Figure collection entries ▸
--------------------
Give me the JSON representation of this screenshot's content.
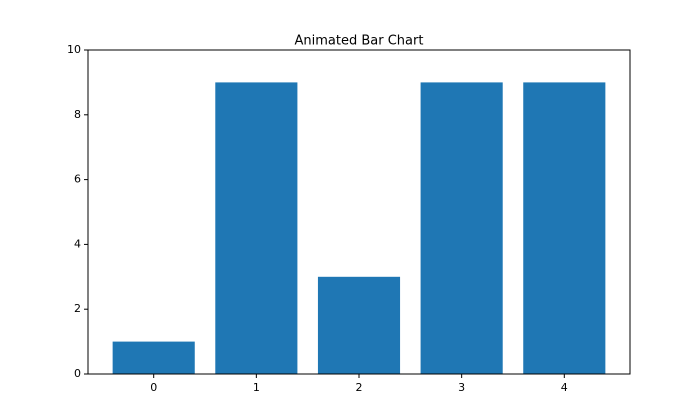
{
  "chart_data": {
    "type": "bar",
    "title": "Animated Bar Chart",
    "x": [
      0,
      1,
      2,
      3,
      4
    ],
    "values": [
      1,
      9,
      3,
      9,
      9
    ],
    "color": "#1f77b4",
    "xlim": [
      -0.64,
      4.64
    ],
    "xticks": [
      0,
      1,
      2,
      3,
      4
    ],
    "ylim": [
      0,
      10
    ],
    "yticks": [
      0,
      2,
      4,
      6,
      8,
      10
    ],
    "grid": false
  }
}
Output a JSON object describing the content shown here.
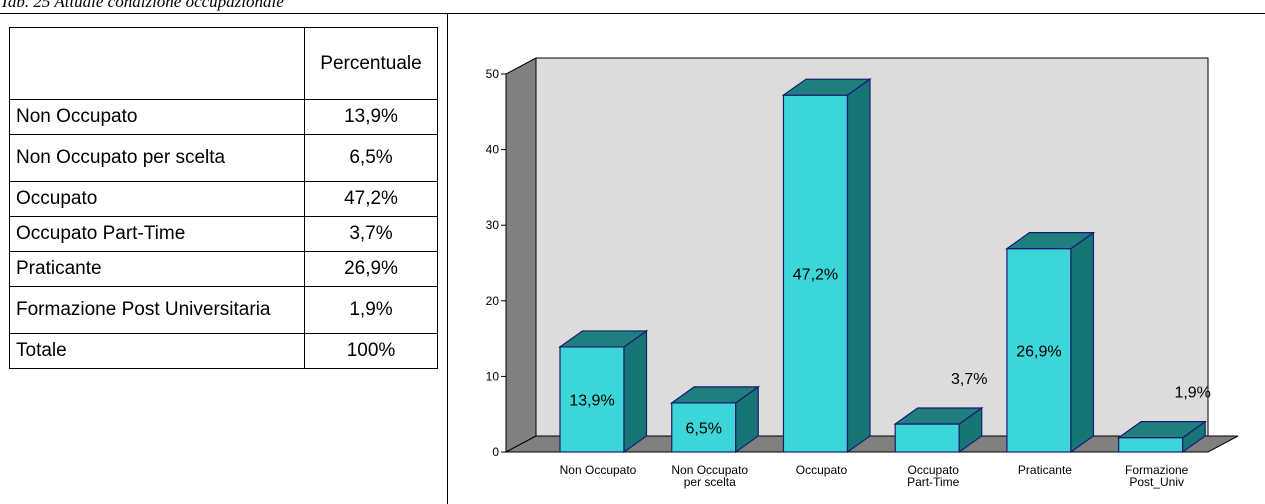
{
  "caption": "Tab. 25 Attuale condizione occupazionale",
  "table": {
    "header": [
      "",
      "Percentuale"
    ],
    "rows": [
      {
        "label": "Non Occupato",
        "value": "13,9%"
      },
      {
        "label": "Non Occupato per scelta",
        "value": "6,5%"
      },
      {
        "label": "Occupato",
        "value": "47,2%"
      },
      {
        "label": "Occupato Part-Time",
        "value": "3,7%"
      },
      {
        "label": "Praticante",
        "value": "26,9%"
      },
      {
        "label": "Formazione Post Universitaria",
        "value": "1,9%"
      },
      {
        "label": "Totale",
        "value": "100%"
      }
    ]
  },
  "colors": {
    "bar_front": "#3cd5d8",
    "bar_side": "#177575",
    "bar_top": "#1f7f7f",
    "wall": "#dcdcdc",
    "floor": "#808080",
    "left_wall": "#808080"
  },
  "chart_data": {
    "type": "bar",
    "categories": [
      "Non Occupato",
      "Non Occupato per scelta",
      "Occupato",
      "Occupato Part-Time",
      "Praticante",
      "Formazione Post_Univ"
    ],
    "category_lines": [
      [
        "Non Occupato"
      ],
      [
        "Non Occupato",
        "per scelta"
      ],
      [
        "Occupato"
      ],
      [
        "Occupato",
        "Part-Time"
      ],
      [
        "Praticante"
      ],
      [
        "Formazione",
        "Post_Univ"
      ]
    ],
    "values": [
      13.9,
      6.5,
      47.2,
      3.7,
      26.9,
      1.9
    ],
    "data_labels": [
      "13,9%",
      "6,5%",
      "47,2%",
      "3,7%",
      "26,9%",
      "1,9%"
    ],
    "yticks": [
      0,
      10,
      20,
      30,
      40,
      50
    ],
    "ylim": [
      0,
      50
    ],
    "grid": false,
    "legend": "none",
    "title": "",
    "xlabel": "",
    "ylabel": ""
  }
}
--------------------
PROMPT ▸ Quote every line word for word and keep the images out of the copy.

EXERCISE OUTPUT ▸
Give me the JSON representation of this screenshot's content.
{
  "chart_data": {
    "type": "bar",
    "title": "Animated Bar Chart",
    "x": [
      0,
      1,
      2,
      3,
      4
    ],
    "values": [
      1,
      9,
      3,
      9,
      9
    ],
    "color": "#1f77b4",
    "xlim": [
      -0.64,
      4.64
    ],
    "xticks": [
      0,
      1,
      2,
      3,
      4
    ],
    "ylim": [
      0,
      10
    ],
    "yticks": [
      0,
      2,
      4,
      6,
      8,
      10
    ],
    "grid": false
  }
}
Output a JSON object describing the content shown here.
{
  "caption": "Tab. 25 Attuale condizione occupazionale",
  "table": {
    "header": [
      "",
      "Percentuale"
    ],
    "rows": [
      {
        "label": "Non Occupato",
        "value": "13,9%"
      },
      {
        "label": "Non Occupato per scelta",
        "value": "6,5%"
      },
      {
        "label": "Occupato",
        "value": "47,2%"
      },
      {
        "label": "Occupato Part-Time",
        "value": "3,7%"
      },
      {
        "label": "Praticante",
        "value": "26,9%"
      },
      {
        "label": "Formazione Post Universitaria",
        "value": "1,9%"
      },
      {
        "label": "Totale",
        "value": "100%"
      }
    ]
  },
  "colors": {
    "bar_front": "#3cd5d8",
    "bar_side": "#177575",
    "bar_top": "#1f7f7f",
    "wall": "#dcdcdc",
    "floor": "#808080",
    "left_wall": "#808080"
  },
  "chart_data": {
    "type": "bar",
    "categories": [
      "Non Occupato",
      "Non Occupato per scelta",
      "Occupato",
      "Occupato Part-Time",
      "Praticante",
      "Formazione Post_Univ"
    ],
    "category_lines": [
      [
        "Non Occupato"
      ],
      [
        "Non Occupato",
        "per scelta"
      ],
      [
        "Occupato"
      ],
      [
        "Occupato",
        "Part-Time"
      ],
      [
        "Praticante"
      ],
      [
        "Formazione",
        "Post_Univ"
      ]
    ],
    "values": [
      13.9,
      6.5,
      47.2,
      3.7,
      26.9,
      1.9
    ],
    "data_labels": [
      "13,9%",
      "6,5%",
      "47,2%",
      "3,7%",
      "26,9%",
      "1,9%"
    ],
    "yticks": [
      0,
      10,
      20,
      30,
      40,
      50
    ],
    "ylim": [
      0,
      50
    ],
    "grid": false,
    "legend": "none",
    "title": "",
    "xlabel": "",
    "ylabel": ""
  }
}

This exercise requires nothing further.